(Data extracted from a collection)
START

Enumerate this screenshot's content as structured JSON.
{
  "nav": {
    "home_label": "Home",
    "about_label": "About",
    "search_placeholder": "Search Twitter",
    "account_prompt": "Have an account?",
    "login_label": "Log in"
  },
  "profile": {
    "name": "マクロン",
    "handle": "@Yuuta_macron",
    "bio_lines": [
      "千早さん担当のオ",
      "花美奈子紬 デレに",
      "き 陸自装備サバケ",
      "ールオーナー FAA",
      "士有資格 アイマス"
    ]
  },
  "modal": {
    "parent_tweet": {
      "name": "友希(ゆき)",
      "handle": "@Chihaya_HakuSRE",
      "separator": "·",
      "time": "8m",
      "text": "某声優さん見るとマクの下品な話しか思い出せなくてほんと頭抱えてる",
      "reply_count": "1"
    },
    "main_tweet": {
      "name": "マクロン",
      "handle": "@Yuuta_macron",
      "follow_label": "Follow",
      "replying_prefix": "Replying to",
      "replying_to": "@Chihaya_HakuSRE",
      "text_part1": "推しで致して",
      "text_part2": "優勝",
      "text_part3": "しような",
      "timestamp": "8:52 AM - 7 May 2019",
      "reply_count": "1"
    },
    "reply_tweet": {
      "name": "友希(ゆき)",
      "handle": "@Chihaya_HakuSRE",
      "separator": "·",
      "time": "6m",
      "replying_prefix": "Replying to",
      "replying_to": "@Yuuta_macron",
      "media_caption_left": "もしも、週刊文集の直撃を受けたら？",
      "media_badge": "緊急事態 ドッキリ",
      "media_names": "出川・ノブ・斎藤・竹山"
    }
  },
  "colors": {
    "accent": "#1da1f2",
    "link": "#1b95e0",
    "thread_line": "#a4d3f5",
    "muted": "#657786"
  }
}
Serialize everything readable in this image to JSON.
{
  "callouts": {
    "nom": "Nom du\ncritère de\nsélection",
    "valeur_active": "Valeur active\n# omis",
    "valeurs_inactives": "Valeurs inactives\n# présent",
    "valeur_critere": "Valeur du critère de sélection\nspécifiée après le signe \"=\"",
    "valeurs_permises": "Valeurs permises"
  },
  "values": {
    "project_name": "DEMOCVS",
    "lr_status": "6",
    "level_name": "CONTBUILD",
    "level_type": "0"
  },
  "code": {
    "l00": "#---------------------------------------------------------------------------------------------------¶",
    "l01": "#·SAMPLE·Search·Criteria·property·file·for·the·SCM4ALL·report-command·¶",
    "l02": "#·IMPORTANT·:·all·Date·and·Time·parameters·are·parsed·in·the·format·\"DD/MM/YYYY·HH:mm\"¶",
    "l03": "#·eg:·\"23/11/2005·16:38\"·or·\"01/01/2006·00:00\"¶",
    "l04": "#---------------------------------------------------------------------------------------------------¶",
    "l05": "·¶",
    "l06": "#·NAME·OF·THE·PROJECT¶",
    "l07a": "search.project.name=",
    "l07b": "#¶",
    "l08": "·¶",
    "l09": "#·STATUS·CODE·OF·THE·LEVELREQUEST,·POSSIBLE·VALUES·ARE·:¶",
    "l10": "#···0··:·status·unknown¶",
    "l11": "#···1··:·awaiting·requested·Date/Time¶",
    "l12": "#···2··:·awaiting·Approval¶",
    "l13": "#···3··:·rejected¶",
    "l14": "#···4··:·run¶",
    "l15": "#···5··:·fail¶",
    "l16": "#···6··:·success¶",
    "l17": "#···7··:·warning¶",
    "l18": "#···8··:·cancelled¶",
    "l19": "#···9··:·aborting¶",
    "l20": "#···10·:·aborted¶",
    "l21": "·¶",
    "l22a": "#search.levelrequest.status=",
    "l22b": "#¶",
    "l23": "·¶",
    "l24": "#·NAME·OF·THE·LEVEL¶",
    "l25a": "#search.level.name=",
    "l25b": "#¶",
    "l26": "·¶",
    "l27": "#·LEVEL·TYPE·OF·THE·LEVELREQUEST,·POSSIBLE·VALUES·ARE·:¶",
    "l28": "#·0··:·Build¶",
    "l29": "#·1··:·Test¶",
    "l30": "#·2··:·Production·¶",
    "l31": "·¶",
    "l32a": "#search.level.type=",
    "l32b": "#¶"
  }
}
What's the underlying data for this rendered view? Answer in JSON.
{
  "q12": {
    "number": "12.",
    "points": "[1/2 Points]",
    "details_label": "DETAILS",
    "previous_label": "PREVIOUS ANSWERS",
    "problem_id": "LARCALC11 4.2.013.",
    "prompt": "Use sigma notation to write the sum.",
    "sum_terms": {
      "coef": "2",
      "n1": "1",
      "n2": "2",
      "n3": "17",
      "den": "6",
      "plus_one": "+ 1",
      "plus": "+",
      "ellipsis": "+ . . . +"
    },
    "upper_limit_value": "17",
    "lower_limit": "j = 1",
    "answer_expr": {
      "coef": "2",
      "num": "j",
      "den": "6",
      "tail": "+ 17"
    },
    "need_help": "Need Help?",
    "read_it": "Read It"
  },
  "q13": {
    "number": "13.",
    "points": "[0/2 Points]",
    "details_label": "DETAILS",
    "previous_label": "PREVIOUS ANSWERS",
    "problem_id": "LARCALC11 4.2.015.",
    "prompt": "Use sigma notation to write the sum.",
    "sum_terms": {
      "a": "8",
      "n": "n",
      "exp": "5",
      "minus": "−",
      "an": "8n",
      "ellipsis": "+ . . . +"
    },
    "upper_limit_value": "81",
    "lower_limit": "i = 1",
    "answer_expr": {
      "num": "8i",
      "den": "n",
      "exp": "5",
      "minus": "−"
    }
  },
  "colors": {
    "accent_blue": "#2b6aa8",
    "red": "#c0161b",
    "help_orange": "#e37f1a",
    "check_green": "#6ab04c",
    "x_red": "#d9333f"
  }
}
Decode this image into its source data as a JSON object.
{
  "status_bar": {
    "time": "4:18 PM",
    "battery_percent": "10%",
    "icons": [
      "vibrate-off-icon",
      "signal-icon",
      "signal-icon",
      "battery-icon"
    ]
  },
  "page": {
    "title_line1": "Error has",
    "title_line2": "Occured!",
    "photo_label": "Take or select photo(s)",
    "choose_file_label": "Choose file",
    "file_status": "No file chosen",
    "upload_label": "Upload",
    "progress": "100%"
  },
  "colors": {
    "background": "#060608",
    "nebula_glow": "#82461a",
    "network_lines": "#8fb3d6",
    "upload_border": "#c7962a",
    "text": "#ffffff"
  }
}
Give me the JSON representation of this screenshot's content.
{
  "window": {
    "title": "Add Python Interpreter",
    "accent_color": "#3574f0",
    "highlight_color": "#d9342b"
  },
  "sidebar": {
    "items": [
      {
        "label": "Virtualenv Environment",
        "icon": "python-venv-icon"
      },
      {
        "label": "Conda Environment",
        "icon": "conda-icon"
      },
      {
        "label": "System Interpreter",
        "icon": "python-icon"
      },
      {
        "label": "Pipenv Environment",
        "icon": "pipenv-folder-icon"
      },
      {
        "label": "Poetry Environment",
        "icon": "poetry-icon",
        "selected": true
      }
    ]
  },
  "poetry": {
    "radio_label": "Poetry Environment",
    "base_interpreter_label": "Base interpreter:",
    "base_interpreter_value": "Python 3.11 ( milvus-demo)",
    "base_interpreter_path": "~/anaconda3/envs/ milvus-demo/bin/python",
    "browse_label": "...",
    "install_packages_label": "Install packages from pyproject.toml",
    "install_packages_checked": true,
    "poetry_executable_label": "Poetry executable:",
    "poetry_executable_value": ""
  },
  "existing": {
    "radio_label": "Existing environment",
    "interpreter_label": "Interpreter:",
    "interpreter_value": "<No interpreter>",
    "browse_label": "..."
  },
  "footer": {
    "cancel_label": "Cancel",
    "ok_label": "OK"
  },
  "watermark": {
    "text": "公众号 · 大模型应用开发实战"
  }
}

END

Reproduce the whole listing word for word.

■ THE OUTPUT:
Enumerate this screenshot's content as structured JSON.
{
  "nav": {
    "home_label": "Home",
    "about_label": "About",
    "search_placeholder": "Search Twitter",
    "account_prompt": "Have an account?",
    "login_label": "Log in"
  },
  "profile": {
    "name": "マクロン",
    "handle": "@Yuuta_macron",
    "bio_lines": [
      "千早さん担当のオ",
      "花美奈子紬 デレに",
      "き 陸自装備サバケ",
      "ールオーナー FAA",
      "士有資格 アイマス"
    ]
  },
  "modal": {
    "parent_tweet": {
      "name": "友希(ゆき)",
      "handle": "@Chihaya_HakuSRE",
      "separator": "·",
      "time": "8m",
      "text": "某声優さん見るとマクの下品な話しか思い出せなくてほんと頭抱えてる",
      "reply_count": "1"
    },
    "main_tweet": {
      "name": "マクロン",
      "handle": "@Yuuta_macron",
      "follow_label": "Follow",
      "replying_prefix": "Replying to",
      "replying_to": "@Chihaya_HakuSRE",
      "text_part1": "推しで致して",
      "text_part2": "優勝",
      "text_part3": "しような",
      "timestamp": "8:52 AM - 7 May 2019",
      "reply_count": "1"
    },
    "reply_tweet": {
      "name": "友希(ゆき)",
      "handle": "@Chihaya_HakuSRE",
      "separator": "·",
      "time": "6m",
      "replying_prefix": "Replying to",
      "replying_to": "@Yuuta_macron",
      "media_caption_left": "もしも、週刊文集の直撃を受けたら？",
      "media_badge": "緊急事態 ドッキリ",
      "media_names": "出川・ノブ・斎藤・竹山"
    }
  },
  "colors": {
    "accent": "#1da1f2",
    "link": "#1b95e0",
    "thread_line": "#a4d3f5",
    "muted": "#657786"
  }
}
Serialize everything readable in this image to JSON.
{
  "callouts": {
    "nom": "Nom du\ncritère de\nsélection",
    "valeur_active": "Valeur active\n# omis",
    "valeurs_inactives": "Valeurs inactives\n# présent",
    "valeur_critere": "Valeur du critère de sélection\nspécifiée après le signe \"=\"",
    "valeurs_permises": "Valeurs permises"
  },
  "values": {
    "project_name": "DEMOCVS",
    "lr_status": "6",
    "level_name": "CONTBUILD",
    "level_type": "0"
  },
  "code": {
    "l00": "#---------------------------------------------------------------------------------------------------¶",
    "l01": "#·SAMPLE·Search·Criteria·property·file·for·the·SCM4ALL·report-command·¶",
    "l02": "#·IMPORTANT·:·all·Date·and·Time·parameters·are·parsed·in·the·format·\"DD/MM/YYYY·HH:mm\"¶",
    "l03": "#·eg:·\"23/11/2005·16:38\"·or·\"01/01/2006·00:00\"¶",
    "l04": "#---------------------------------------------------------------------------------------------------¶",
    "l05": "·¶",
    "l06": "#·NAME·OF·THE·PROJECT¶",
    "l07a": "search.project.name=",
    "l07b": "#¶",
    "l08": "·¶",
    "l09": "#·STATUS·CODE·OF·THE·LEVELREQUEST,·POSSIBLE·VALUES·ARE·:¶",
    "l10": "#···0··:·status·unknown¶",
    "l11": "#···1··:·awaiting·requested·Date/Time¶",
    "l12": "#···2··:·awaiting·Approval¶",
    "l13": "#···3··:·rejected¶",
    "l14": "#···4··:·run¶",
    "l15": "#···5··:·fail¶",
    "l16": "#···6··:·success¶",
    "l17": "#···7··:·warning¶",
    "l18": "#···8··:·cancelled¶",
    "l19": "#···9··:·aborting¶",
    "l20": "#···10·:·aborted¶",
    "l21": "·¶",
    "l22a": "#search.levelrequest.status=",
    "l22b": "#¶",
    "l23": "·¶",
    "l24": "#·NAME·OF·THE·LEVEL¶",
    "l25a": "#search.level.name=",
    "l25b": "#¶",
    "l26": "·¶",
    "l27": "#·LEVEL·TYPE·OF·THE·LEVELREQUEST,·POSSIBLE·VALUES·ARE·:¶",
    "l28": "#·0··:·Build¶",
    "l29": "#·1··:·Test¶",
    "l30": "#·2··:·Production·¶",
    "l31": "·¶",
    "l32a": "#search.level.type=",
    "l32b": "#¶"
  }
}
What's the underlying data for this rendered view? Answer in JSON.
{
  "q12": {
    "number": "12.",
    "points": "[1/2 Points]",
    "details_label": "DETAILS",
    "previous_label": "PREVIOUS ANSWERS",
    "problem_id": "LARCALC11 4.2.013.",
    "prompt": "Use sigma notation to write the sum.",
    "sum_terms": {
      "coef": "2",
      "n1": "1",
      "n2": "2",
      "n3": "17",
      "den": "6",
      "plus_one": "+ 1",
      "plus": "+",
      "ellipsis": "+ . . . +"
    },
    "upper_limit_value": "17",
    "lower_limit": "j = 1",
    "answer_expr": {
      "coef": "2",
      "num": "j",
      "den": "6",
      "tail": "+ 17"
    },
    "need_help": "Need Help?",
    "read_it": "Read It"
  },
  "q13": {
    "number": "13.",
    "points": "[0/2 Points]",
    "details_label": "DETAILS",
    "previous_label": "PREVIOUS ANSWERS",
    "problem_id": "LARCALC11 4.2.015.",
    "prompt": "Use sigma notation to write the sum.",
    "sum_terms": {
      "a": "8",
      "n": "n",
      "exp": "5",
      "minus": "−",
      "an": "8n",
      "ellipsis": "+ . . . +"
    },
    "upper_limit_value": "81",
    "lower_limit": "i = 1",
    "answer_expr": {
      "num": "8i",
      "den": "n",
      "exp": "5",
      "minus": "−"
    }
  },
  "colors": {
    "accent_blue": "#2b6aa8",
    "red": "#c0161b",
    "help_orange": "#e37f1a",
    "check_green": "#6ab04c",
    "x_red": "#d9333f"
  }
}
Decode this image into its source data as a JSON object.
{
  "status_bar": {
    "time": "4:18 PM",
    "battery_percent": "10%",
    "icons": [
      "vibrate-off-icon",
      "signal-icon",
      "signal-icon",
      "battery-icon"
    ]
  },
  "page": {
    "title_line1": "Error has",
    "title_line2": "Occured!",
    "photo_label": "Take or select photo(s)",
    "choose_file_label": "Choose file",
    "file_status": "No file chosen",
    "upload_label": "Upload",
    "progress": "100%"
  },
  "colors": {
    "background": "#060608",
    "nebula_glow": "#82461a",
    "network_lines": "#8fb3d6",
    "upload_border": "#c7962a",
    "text": "#ffffff"
  }
}
Give me the JSON representation of this screenshot's content.
{
  "window": {
    "title": "Add Python Interpreter",
    "accent_color": "#3574f0",
    "highlight_color": "#d9342b"
  },
  "sidebar": {
    "items": [
      {
        "label": "Virtualenv Environment",
        "icon": "python-venv-icon"
      },
      {
        "label": "Conda Environment",
        "icon": "conda-icon"
      },
      {
        "label": "System Interpreter",
        "icon": "python-icon"
      },
      {
        "label": "Pipenv Environment",
        "icon": "pipenv-folder-icon"
      },
      {
        "label": "Poetry Environment",
        "icon": "poetry-icon",
        "selected": true
      }
    ]
  },
  "poetry": {
    "radio_label": "Poetry Environment",
    "base_interpreter_label": "Base interpreter:",
    "base_interpreter_value": "Python 3.11 ( milvus-demo)",
    "base_interpreter_path": "~/anaconda3/envs/ milvus-demo/bin/python",
    "browse_label": "...",
    "install_packages_label": "Install packages from pyproject.toml",
    "install_packages_checked": true,
    "poetry_executable_label": "Poetry executable:",
    "poetry_executable_value": ""
  },
  "existing": {
    "radio_label": "Existing environment",
    "interpreter_label": "Interpreter:",
    "interpreter_value": "<No interpreter>",
    "browse_label": "..."
  },
  "footer": {
    "cancel_label": "Cancel",
    "ok_label": "OK"
  },
  "watermark": {
    "text": "公众号 · 大模型应用开发实战"
  }
}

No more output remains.